TASK MATERIAL.
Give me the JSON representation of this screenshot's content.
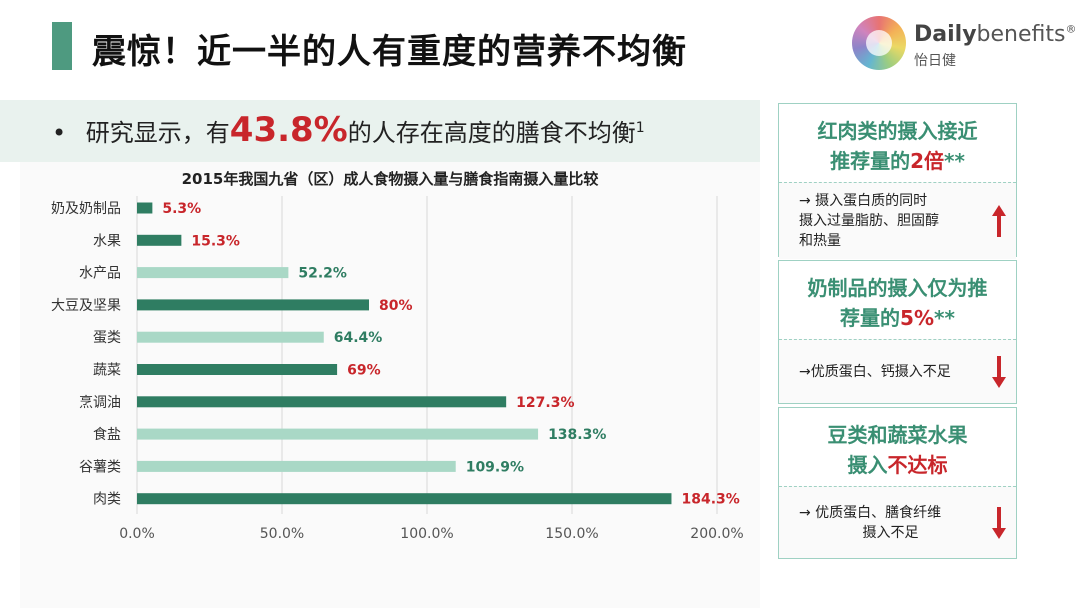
{
  "header": {
    "title": "震惊！近一半的人有重度的营养不均衡"
  },
  "logo": {
    "en_bold": "Daily",
    "en_light": "benefits",
    "reg": "®",
    "cn": "怡日健"
  },
  "bullet": {
    "dot": "•",
    "prefix": "研究显示，有",
    "highlight": "43.8%",
    "suffix": "的人存在高度的膳食不均衡",
    "sup": "1"
  },
  "chart_data": {
    "type": "bar",
    "orientation": "horizontal",
    "title": "2015年我国九省（区）成人食物摄入量与膳食指南摄入量比较",
    "categories": [
      "奶及奶制品",
      "水果",
      "水产品",
      "大豆及坚果",
      "蛋类",
      "蔬菜",
      "烹调油",
      "食盐",
      "谷薯类",
      "肉类"
    ],
    "values": [
      5.3,
      15.3,
      52.2,
      80,
      64.4,
      69,
      127.3,
      138.3,
      109.9,
      184.3
    ],
    "value_labels": [
      "5.3%",
      "15.3%",
      "52.2%",
      "80%",
      "64.4%",
      "69%",
      "127.3%",
      "138.3%",
      "109.9%",
      "184.3%"
    ],
    "bar_style": [
      "dark",
      "dark",
      "light",
      "dark",
      "light",
      "dark",
      "dark",
      "light",
      "light",
      "dark"
    ],
    "label_color": [
      "red",
      "red",
      "green",
      "red",
      "green",
      "red",
      "red",
      "green",
      "green",
      "red"
    ],
    "xlim": [
      0,
      200
    ],
    "xticks": [
      "0.0%",
      "50.0%",
      "100.0%",
      "150.0%",
      "200.0%"
    ],
    "grid": true,
    "colors": {
      "dark": "#2f7d62",
      "light": "#a9d8c6",
      "red": "#c8262b",
      "green": "#2f7d62"
    }
  },
  "cards": [
    {
      "head_lines": [
        [
          {
            "t": "红肉类的摄入接近"
          }
        ],
        [
          {
            "t": "推荐量的"
          },
          {
            "t": "2倍",
            "red": true
          },
          {
            "t": "**"
          }
        ]
      ],
      "body_lines": [
        "→ 摄入蛋白质的同时",
        "摄入过量脂肪、胆固醇",
        "和热量"
      ],
      "arrow": "up"
    },
    {
      "head_lines": [
        [
          {
            "t": "奶制品的摄入仅为推"
          }
        ],
        [
          {
            "t": "荐量的"
          },
          {
            "t": "5%",
            "red": true
          },
          {
            "t": "**"
          }
        ]
      ],
      "body_lines": [
        "→优质蛋白、钙摄入不足"
      ],
      "arrow": "down"
    },
    {
      "head_lines": [
        [
          {
            "t": "豆类和蔬菜水果"
          }
        ],
        [
          {
            "t": "摄入"
          },
          {
            "t": "不达标",
            "red": true
          }
        ]
      ],
      "body_lines": [
        "→ 优质蛋白、膳食纤维",
        "摄入不足"
      ],
      "arrow": "down"
    }
  ]
}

YOUR OBJECTIVE. Copy out all the entries exactly. Images stay out of the copy.

FINISHED EXERCISE.
Give me the JSON representation of this screenshot's content.
{
  "header": {
    "title": "震惊！近一半的人有重度的营养不均衡"
  },
  "logo": {
    "en_bold": "Daily",
    "en_light": "benefits",
    "reg": "®",
    "cn": "怡日健"
  },
  "bullet": {
    "dot": "•",
    "prefix": "研究显示，有",
    "highlight": "43.8%",
    "suffix": "的人存在高度的膳食不均衡",
    "sup": "1"
  },
  "chart_data": {
    "type": "bar",
    "orientation": "horizontal",
    "title": "2015年我国九省（区）成人食物摄入量与膳食指南摄入量比较",
    "categories": [
      "奶及奶制品",
      "水果",
      "水产品",
      "大豆及坚果",
      "蛋类",
      "蔬菜",
      "烹调油",
      "食盐",
      "谷薯类",
      "肉类"
    ],
    "values": [
      5.3,
      15.3,
      52.2,
      80,
      64.4,
      69,
      127.3,
      138.3,
      109.9,
      184.3
    ],
    "value_labels": [
      "5.3%",
      "15.3%",
      "52.2%",
      "80%",
      "64.4%",
      "69%",
      "127.3%",
      "138.3%",
      "109.9%",
      "184.3%"
    ],
    "bar_style": [
      "dark",
      "dark",
      "light",
      "dark",
      "light",
      "dark",
      "dark",
      "light",
      "light",
      "dark"
    ],
    "label_color": [
      "red",
      "red",
      "green",
      "red",
      "green",
      "red",
      "red",
      "green",
      "green",
      "red"
    ],
    "xlim": [
      0,
      200
    ],
    "xticks": [
      "0.0%",
      "50.0%",
      "100.0%",
      "150.0%",
      "200.0%"
    ],
    "grid": true,
    "colors": {
      "dark": "#2f7d62",
      "light": "#a9d8c6",
      "red": "#c8262b",
      "green": "#2f7d62"
    }
  },
  "cards": [
    {
      "head_lines": [
        [
          {
            "t": "红肉类的摄入接近"
          }
        ],
        [
          {
            "t": "推荐量的"
          },
          {
            "t": "2倍",
            "red": true
          },
          {
            "t": "**"
          }
        ]
      ],
      "body_lines": [
        "→ 摄入蛋白质的同时",
        "摄入过量脂肪、胆固醇",
        "和热量"
      ],
      "arrow": "up"
    },
    {
      "head_lines": [
        [
          {
            "t": "奶制品的摄入仅为推"
          }
        ],
        [
          {
            "t": "荐量的"
          },
          {
            "t": "5%",
            "red": true
          },
          {
            "t": "**"
          }
        ]
      ],
      "body_lines": [
        "→优质蛋白、钙摄入不足"
      ],
      "arrow": "down"
    },
    {
      "head_lines": [
        [
          {
            "t": "豆类和蔬菜水果"
          }
        ],
        [
          {
            "t": "摄入"
          },
          {
            "t": "不达标",
            "red": true
          }
        ]
      ],
      "body_lines": [
        "→ 优质蛋白、膳食纤维",
        "摄入不足"
      ],
      "arrow": "down"
    }
  ]
}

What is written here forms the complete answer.